-- Recorded information --
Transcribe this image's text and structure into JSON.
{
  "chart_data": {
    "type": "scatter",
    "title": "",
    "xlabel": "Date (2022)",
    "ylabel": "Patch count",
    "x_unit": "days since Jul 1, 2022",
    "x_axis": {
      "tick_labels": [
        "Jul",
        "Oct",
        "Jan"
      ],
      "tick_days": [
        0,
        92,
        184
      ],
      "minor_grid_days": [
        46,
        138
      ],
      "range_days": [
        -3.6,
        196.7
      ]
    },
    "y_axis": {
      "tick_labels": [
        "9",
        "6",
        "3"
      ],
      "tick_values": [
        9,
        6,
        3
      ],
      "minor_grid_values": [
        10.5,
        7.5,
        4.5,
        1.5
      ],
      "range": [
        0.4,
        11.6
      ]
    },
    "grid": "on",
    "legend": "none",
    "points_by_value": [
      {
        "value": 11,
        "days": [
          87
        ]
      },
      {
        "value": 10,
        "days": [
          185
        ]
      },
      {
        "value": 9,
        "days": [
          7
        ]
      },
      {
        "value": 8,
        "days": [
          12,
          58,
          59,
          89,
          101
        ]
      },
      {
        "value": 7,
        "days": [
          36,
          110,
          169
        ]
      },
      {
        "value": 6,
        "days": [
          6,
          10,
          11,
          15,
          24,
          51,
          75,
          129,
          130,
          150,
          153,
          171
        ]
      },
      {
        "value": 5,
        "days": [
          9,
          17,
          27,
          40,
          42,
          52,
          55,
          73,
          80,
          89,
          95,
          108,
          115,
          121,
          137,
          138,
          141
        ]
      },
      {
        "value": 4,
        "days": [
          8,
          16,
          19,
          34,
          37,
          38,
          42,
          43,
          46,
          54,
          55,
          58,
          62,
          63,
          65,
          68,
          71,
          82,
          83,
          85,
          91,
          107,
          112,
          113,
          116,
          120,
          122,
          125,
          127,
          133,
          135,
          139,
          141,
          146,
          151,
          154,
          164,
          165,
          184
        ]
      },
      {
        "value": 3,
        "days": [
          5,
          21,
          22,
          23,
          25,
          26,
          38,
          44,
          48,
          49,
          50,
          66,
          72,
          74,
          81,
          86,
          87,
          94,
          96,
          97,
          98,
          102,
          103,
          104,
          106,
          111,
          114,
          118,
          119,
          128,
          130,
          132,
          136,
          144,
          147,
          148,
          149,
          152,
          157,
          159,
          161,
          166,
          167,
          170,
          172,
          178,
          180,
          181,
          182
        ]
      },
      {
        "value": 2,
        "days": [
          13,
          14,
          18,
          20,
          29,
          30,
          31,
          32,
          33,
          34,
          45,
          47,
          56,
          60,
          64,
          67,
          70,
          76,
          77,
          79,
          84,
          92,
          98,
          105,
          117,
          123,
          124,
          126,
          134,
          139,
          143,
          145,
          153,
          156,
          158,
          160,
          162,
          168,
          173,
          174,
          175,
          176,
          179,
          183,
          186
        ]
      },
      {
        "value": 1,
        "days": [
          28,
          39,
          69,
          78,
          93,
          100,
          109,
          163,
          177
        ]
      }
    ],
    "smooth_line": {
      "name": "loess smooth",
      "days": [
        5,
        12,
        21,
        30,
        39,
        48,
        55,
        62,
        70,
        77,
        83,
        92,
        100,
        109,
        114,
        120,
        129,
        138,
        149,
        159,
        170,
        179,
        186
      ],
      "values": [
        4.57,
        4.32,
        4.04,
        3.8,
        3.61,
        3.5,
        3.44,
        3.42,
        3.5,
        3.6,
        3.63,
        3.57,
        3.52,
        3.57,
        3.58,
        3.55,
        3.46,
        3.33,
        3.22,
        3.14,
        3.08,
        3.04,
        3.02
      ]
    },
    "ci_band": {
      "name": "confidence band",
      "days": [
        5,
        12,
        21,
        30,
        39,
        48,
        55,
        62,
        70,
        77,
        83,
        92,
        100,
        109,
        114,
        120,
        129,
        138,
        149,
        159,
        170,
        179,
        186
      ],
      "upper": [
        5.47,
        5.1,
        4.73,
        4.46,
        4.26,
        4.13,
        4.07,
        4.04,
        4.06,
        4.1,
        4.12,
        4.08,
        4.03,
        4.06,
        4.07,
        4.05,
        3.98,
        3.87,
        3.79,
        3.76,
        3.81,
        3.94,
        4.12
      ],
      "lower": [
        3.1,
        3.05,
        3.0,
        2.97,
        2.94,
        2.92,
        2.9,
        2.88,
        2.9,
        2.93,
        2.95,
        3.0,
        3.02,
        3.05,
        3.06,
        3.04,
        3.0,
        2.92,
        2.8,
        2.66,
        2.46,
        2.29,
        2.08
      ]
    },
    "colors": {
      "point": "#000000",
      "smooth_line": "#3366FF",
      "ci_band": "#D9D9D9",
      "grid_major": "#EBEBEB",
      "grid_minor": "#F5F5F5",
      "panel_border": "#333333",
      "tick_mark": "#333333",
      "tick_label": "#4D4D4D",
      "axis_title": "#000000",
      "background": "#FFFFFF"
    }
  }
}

-- Stated task --
Extract, from the listing above, every line where the string "name" occurs.

-- Problem solution --
      "name": "loess smooth",
      "name": "confidence band",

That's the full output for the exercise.